> [Task instructions]: Count the lines below that contain "would". Give only the number.

A block of data:
[BEGIN]
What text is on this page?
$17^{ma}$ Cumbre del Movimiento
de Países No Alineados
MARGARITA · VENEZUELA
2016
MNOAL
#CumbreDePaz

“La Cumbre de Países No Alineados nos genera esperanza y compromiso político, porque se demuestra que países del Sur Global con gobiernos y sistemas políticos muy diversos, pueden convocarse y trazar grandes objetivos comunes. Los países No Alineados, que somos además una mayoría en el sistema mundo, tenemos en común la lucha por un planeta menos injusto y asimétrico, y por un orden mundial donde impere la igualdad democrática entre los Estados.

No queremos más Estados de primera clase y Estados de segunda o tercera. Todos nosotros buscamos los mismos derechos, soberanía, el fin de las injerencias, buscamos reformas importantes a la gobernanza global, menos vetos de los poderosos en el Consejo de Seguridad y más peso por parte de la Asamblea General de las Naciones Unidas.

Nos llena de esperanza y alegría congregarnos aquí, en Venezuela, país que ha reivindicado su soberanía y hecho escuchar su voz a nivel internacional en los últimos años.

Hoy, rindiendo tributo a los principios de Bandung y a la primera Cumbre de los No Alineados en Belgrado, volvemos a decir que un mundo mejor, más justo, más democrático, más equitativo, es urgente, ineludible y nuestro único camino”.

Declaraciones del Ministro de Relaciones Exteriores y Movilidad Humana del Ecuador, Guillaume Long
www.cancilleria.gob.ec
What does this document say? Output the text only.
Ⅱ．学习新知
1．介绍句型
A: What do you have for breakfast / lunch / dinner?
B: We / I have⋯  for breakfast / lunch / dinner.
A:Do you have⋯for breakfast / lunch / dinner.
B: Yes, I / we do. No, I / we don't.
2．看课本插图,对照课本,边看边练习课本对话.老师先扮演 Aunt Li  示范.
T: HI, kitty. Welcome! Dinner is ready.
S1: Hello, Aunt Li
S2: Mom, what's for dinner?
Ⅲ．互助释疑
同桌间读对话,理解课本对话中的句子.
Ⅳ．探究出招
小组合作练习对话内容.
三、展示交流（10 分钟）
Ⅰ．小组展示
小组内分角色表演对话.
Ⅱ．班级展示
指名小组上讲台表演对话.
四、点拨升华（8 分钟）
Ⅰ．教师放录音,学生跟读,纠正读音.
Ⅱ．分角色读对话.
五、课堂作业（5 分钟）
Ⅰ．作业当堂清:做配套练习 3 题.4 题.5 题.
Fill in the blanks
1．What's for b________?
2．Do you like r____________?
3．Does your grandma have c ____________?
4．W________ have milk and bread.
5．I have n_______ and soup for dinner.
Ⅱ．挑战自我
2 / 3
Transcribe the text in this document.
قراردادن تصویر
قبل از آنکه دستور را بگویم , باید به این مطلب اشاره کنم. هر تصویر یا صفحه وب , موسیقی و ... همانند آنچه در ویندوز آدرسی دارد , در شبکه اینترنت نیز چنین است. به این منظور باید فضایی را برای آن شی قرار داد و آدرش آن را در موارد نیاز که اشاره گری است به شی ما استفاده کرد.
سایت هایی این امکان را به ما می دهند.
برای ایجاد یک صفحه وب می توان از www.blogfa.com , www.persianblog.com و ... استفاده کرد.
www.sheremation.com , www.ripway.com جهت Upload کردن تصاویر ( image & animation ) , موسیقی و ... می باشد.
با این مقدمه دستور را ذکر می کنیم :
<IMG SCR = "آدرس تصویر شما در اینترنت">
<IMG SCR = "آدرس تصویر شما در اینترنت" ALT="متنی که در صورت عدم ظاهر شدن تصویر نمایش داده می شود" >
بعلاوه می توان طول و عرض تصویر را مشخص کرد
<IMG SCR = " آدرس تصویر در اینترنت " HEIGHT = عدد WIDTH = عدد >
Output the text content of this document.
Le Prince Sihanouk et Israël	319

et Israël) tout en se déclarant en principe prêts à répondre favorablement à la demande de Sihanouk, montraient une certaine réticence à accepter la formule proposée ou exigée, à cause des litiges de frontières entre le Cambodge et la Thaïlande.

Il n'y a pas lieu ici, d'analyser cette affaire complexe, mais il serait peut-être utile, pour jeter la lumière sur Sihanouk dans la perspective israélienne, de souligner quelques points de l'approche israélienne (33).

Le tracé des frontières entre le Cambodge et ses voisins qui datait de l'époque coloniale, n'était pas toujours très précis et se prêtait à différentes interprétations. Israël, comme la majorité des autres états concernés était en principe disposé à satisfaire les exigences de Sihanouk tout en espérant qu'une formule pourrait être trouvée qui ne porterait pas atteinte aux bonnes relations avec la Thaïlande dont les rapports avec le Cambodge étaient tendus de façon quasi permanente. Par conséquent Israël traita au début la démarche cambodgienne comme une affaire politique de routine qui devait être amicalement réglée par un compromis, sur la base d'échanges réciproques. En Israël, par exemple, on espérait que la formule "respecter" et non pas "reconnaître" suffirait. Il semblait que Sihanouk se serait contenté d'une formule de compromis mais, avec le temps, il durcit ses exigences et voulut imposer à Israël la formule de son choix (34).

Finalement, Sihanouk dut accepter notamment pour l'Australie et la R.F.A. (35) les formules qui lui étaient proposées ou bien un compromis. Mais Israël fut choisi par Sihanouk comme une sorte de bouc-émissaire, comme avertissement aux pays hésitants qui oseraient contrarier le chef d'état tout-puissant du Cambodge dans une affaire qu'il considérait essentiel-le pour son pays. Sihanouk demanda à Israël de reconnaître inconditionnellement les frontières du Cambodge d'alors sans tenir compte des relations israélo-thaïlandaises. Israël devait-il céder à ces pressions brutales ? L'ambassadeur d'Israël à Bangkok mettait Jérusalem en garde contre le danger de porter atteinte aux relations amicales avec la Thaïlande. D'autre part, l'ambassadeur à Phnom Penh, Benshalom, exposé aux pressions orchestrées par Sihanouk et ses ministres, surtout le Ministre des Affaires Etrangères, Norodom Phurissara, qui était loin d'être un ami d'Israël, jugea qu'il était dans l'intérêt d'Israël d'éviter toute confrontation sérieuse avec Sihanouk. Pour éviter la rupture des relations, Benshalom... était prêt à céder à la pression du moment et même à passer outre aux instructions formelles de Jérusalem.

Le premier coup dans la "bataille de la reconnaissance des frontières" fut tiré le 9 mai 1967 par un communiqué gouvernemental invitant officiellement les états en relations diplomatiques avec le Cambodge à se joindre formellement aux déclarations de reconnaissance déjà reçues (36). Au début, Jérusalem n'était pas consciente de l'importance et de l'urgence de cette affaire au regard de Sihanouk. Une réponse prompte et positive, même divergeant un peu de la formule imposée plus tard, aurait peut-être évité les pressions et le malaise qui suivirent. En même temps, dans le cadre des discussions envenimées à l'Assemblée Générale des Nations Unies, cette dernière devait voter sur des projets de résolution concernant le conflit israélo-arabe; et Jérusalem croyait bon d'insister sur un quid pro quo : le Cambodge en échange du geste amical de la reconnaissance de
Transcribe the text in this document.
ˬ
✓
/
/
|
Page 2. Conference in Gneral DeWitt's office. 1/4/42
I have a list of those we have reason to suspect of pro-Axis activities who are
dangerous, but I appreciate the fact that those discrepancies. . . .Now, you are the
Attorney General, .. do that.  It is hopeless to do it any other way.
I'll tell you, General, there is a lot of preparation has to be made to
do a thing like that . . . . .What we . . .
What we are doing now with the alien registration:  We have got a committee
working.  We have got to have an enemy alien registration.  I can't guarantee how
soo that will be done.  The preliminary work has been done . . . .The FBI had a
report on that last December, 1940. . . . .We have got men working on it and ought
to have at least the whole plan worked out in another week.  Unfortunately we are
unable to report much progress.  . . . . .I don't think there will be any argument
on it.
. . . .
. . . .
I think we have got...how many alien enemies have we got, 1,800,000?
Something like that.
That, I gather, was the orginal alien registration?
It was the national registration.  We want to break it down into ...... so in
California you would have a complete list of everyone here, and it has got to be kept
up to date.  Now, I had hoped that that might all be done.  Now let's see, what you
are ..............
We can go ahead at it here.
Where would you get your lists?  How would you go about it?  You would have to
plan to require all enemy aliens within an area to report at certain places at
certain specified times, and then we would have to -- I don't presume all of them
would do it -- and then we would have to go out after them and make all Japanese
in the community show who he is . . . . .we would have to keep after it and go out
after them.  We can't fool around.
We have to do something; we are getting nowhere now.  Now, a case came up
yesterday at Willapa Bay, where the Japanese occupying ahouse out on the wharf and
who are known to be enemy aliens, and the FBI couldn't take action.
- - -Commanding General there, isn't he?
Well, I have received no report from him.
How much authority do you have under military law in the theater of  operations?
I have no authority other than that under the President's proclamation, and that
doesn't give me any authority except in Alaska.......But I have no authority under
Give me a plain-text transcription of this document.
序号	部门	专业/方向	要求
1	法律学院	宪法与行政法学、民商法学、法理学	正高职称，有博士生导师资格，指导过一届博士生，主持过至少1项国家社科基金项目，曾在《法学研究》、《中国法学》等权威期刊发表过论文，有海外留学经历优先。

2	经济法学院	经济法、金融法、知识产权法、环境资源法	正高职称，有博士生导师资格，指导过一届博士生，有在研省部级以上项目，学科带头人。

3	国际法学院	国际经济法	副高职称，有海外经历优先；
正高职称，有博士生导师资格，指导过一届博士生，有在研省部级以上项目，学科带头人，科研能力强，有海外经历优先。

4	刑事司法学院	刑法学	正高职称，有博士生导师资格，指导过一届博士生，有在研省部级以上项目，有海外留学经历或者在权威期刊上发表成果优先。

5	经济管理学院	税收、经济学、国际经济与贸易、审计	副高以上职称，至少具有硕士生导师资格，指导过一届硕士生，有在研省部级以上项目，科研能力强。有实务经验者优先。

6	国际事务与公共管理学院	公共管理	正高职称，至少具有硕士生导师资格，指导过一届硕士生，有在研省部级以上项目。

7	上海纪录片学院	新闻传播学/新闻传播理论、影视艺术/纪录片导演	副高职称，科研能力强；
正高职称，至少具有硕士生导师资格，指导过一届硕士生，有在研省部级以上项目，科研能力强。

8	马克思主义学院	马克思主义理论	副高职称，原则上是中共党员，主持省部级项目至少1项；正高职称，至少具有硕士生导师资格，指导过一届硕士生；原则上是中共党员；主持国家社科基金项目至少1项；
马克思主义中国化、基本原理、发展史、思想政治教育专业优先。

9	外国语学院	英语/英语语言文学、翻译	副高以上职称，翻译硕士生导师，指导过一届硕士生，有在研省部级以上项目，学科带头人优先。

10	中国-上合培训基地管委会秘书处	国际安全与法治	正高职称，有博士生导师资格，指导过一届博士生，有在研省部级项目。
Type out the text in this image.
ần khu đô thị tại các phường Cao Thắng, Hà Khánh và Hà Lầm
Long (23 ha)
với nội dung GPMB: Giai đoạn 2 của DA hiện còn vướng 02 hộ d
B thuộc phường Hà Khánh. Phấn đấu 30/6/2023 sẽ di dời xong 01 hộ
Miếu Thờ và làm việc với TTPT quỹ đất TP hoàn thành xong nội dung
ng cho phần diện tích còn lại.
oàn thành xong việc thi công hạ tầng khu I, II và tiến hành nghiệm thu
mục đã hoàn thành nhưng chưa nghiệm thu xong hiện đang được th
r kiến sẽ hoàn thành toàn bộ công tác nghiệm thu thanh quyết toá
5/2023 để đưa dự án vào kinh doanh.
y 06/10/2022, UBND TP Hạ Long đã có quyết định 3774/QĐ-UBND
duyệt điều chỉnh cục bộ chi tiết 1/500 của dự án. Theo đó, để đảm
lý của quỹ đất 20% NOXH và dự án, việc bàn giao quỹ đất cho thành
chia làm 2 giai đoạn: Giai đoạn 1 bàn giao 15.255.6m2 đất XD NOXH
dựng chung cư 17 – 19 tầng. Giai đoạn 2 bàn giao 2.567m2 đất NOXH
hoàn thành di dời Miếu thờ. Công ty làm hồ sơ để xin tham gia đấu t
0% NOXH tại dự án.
[END]
> [Written answer]: 5